> [WHAT IS EXPECTED]
Each entry below should be written out exactly as it is, with no pictures.

(begin)

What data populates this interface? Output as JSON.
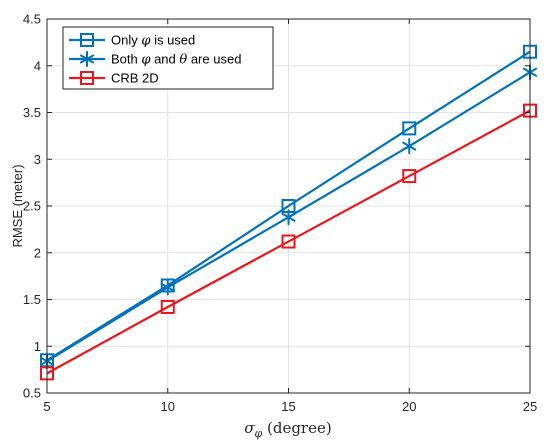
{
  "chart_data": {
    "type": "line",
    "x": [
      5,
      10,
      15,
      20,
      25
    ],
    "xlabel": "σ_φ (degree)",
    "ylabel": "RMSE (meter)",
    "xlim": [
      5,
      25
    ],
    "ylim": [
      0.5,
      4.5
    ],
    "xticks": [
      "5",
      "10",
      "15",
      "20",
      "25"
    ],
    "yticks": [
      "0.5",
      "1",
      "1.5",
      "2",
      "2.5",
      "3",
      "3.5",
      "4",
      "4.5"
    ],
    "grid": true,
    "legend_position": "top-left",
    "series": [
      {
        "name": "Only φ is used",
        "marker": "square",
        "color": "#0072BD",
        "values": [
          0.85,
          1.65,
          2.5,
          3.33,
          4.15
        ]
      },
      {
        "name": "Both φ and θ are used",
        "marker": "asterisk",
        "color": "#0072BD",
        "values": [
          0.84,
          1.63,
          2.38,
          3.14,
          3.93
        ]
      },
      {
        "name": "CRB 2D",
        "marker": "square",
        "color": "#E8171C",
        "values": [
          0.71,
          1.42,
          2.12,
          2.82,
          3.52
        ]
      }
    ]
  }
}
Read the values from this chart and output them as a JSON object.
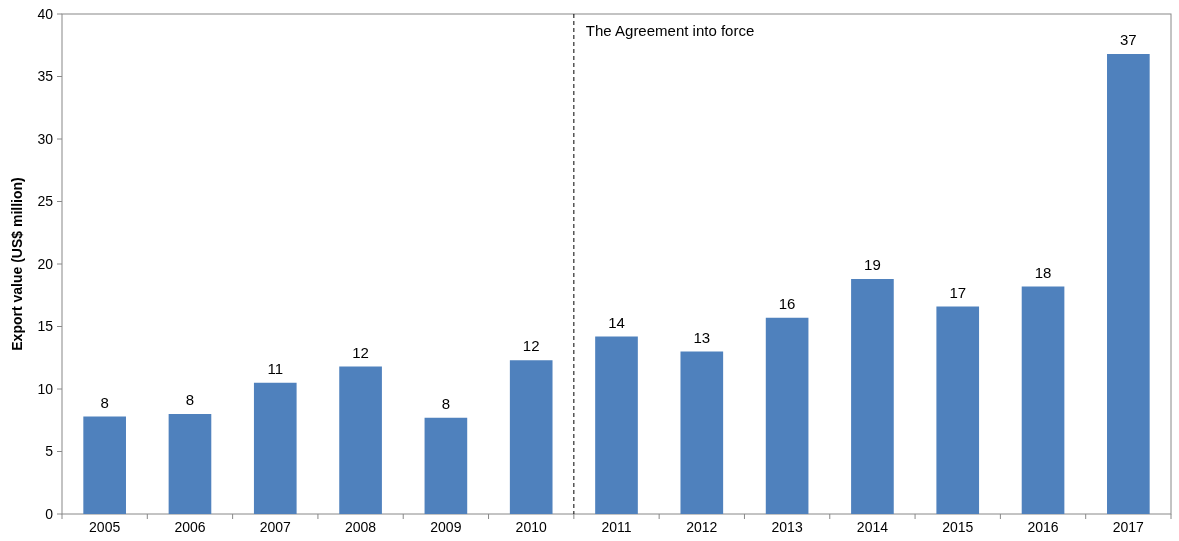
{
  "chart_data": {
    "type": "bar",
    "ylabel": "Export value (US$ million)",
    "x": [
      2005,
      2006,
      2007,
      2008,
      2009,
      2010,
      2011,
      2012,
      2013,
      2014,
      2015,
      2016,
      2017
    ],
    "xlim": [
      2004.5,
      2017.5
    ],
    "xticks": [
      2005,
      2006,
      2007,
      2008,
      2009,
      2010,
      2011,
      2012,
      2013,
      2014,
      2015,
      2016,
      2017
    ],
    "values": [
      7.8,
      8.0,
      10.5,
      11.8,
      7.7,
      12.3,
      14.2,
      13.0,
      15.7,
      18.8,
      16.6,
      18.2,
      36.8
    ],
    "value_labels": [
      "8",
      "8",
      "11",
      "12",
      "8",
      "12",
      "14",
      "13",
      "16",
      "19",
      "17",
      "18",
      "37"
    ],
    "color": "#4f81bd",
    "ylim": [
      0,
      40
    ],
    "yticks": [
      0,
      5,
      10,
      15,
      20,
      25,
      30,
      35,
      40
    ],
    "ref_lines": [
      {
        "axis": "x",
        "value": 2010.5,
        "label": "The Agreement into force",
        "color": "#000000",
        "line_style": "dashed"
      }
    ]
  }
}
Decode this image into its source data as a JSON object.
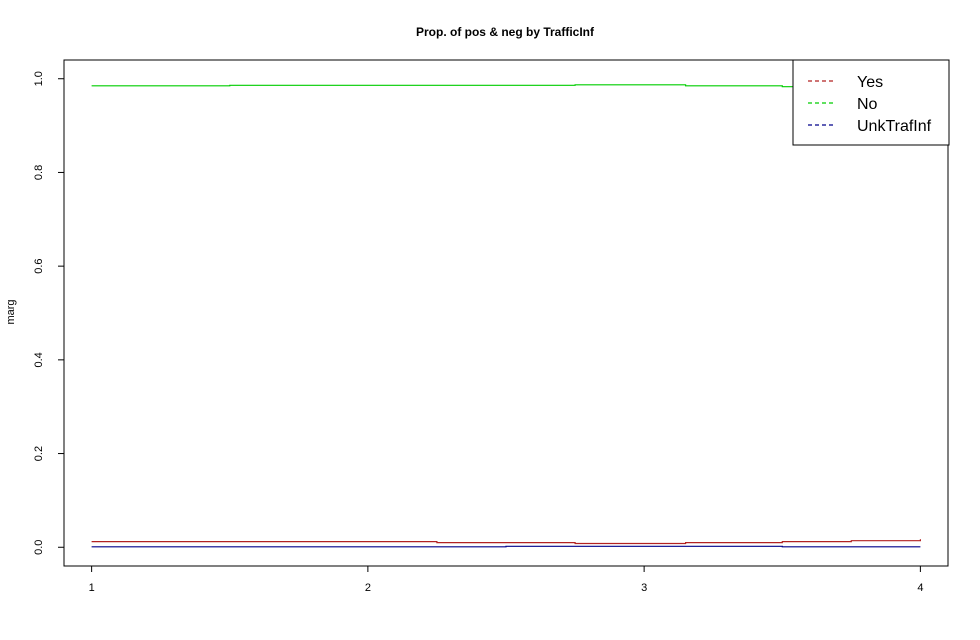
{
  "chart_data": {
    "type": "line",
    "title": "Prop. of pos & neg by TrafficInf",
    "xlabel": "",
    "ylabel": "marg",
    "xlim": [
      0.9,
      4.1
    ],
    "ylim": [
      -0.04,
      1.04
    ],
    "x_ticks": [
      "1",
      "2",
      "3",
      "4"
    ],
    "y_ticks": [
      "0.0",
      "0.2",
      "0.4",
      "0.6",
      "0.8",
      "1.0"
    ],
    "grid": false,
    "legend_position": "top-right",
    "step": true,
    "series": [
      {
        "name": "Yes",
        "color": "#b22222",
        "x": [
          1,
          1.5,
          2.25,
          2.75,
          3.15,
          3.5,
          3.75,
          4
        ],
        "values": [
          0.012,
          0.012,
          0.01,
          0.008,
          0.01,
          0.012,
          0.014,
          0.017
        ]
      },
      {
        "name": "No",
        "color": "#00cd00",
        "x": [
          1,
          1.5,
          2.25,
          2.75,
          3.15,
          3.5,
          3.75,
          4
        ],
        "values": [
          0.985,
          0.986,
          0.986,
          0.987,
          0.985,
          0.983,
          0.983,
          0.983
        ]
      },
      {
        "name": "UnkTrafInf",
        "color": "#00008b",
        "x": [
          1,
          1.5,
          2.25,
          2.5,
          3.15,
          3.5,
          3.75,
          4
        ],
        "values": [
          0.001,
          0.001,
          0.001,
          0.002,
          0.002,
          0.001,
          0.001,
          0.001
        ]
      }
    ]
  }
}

(end)

> [WRITTEN RESPONSE]
What data populates this interface? Output as JSON.
{
  "chart_data": {
    "type": "line",
    "x": [
      5,
      10,
      15,
      20,
      25
    ],
    "xlabel": "σ_φ (degree)",
    "ylabel": "RMSE (meter)",
    "xlim": [
      5,
      25
    ],
    "ylim": [
      0.5,
      4.5
    ],
    "xticks": [
      "5",
      "10",
      "15",
      "20",
      "25"
    ],
    "yticks": [
      "0.5",
      "1",
      "1.5",
      "2",
      "2.5",
      "3",
      "3.5",
      "4",
      "4.5"
    ],
    "grid": true,
    "legend_position": "top-left",
    "series": [
      {
        "name": "Only φ is used",
        "marker": "square",
        "color": "#0072BD",
        "values": [
          0.85,
          1.65,
          2.5,
          3.33,
          4.15
        ]
      },
      {
        "name": "Both φ and θ are used",
        "marker": "asterisk",
        "color": "#0072BD",
        "values": [
          0.84,
          1.63,
          2.38,
          3.14,
          3.93
        ]
      },
      {
        "name": "CRB 2D",
        "marker": "square",
        "color": "#E8171C",
        "values": [
          0.71,
          1.42,
          2.12,
          2.82,
          3.52
        ]
      }
    ]
  }
}
Read the values from this chart and output them as a JSON object.
{
  "chart_data": {
    "type": "bar",
    "ylabel": "Export value (US$ million)",
    "x": [
      2005,
      2006,
      2007,
      2008,
      2009,
      2010,
      2011,
      2012,
      2013,
      2014,
      2015,
      2016,
      2017
    ],
    "xlim": [
      2004.5,
      2017.5
    ],
    "xticks": [
      2005,
      2006,
      2007,
      2008,
      2009,
      2010,
      2011,
      2012,
      2013,
      2014,
      2015,
      2016,
      2017
    ],
    "values": [
      7.8,
      8.0,
      10.5,
      11.8,
      7.7,
      12.3,
      14.2,
      13.0,
      15.7,
      18.8,
      16.6,
      18.2,
      36.8
    ],
    "value_labels": [
      "8",
      "8",
      "11",
      "12",
      "8",
      "12",
      "14",
      "13",
      "16",
      "19",
      "17",
      "18",
      "37"
    ],
    "color": "#4f81bd",
    "ylim": [
      0,
      40
    ],
    "yticks": [
      0,
      5,
      10,
      15,
      20,
      25,
      30,
      35,
      40
    ],
    "ref_lines": [
      {
        "axis": "x",
        "value": 2010.5,
        "label": "The Agreement into force",
        "color": "#000000",
        "line_style": "dashed"
      }
    ]
  }
}
Decode this image into its source data as a JSON object.
{
  "chart_data": {
    "type": "line",
    "title": "Prop. of pos & neg by TrafficInf",
    "xlabel": "",
    "ylabel": "marg",
    "xlim": [
      0.9,
      4.1
    ],
    "ylim": [
      -0.04,
      1.04
    ],
    "x_ticks": [
      "1",
      "2",
      "3",
      "4"
    ],
    "y_ticks": [
      "0.0",
      "0.2",
      "0.4",
      "0.6",
      "0.8",
      "1.0"
    ],
    "grid": false,
    "legend_position": "top-right",
    "step": true,
    "series": [
      {
        "name": "Yes",
        "color": "#b22222",
        "x": [
          1,
          1.5,
          2.25,
          2.75,
          3.15,
          3.5,
          3.75,
          4
        ],
        "values": [
          0.012,
          0.012,
          0.01,
          0.008,
          0.01,
          0.012,
          0.014,
          0.017
        ]
      },
      {
        "name": "No",
        "color": "#00cd00",
        "x": [
          1,
          1.5,
          2.25,
          2.75,
          3.15,
          3.5,
          3.75,
          4
        ],
        "values": [
          0.985,
          0.986,
          0.986,
          0.987,
          0.985,
          0.983,
          0.983,
          0.983
        ]
      },
      {
        "name": "UnkTrafInf",
        "color": "#00008b",
        "x": [
          1,
          1.5,
          2.25,
          2.5,
          3.15,
          3.5,
          3.75,
          4
        ],
        "values": [
          0.001,
          0.001,
          0.001,
          0.002,
          0.002,
          0.001,
          0.001,
          0.001
        ]
      }
    ]
  }
}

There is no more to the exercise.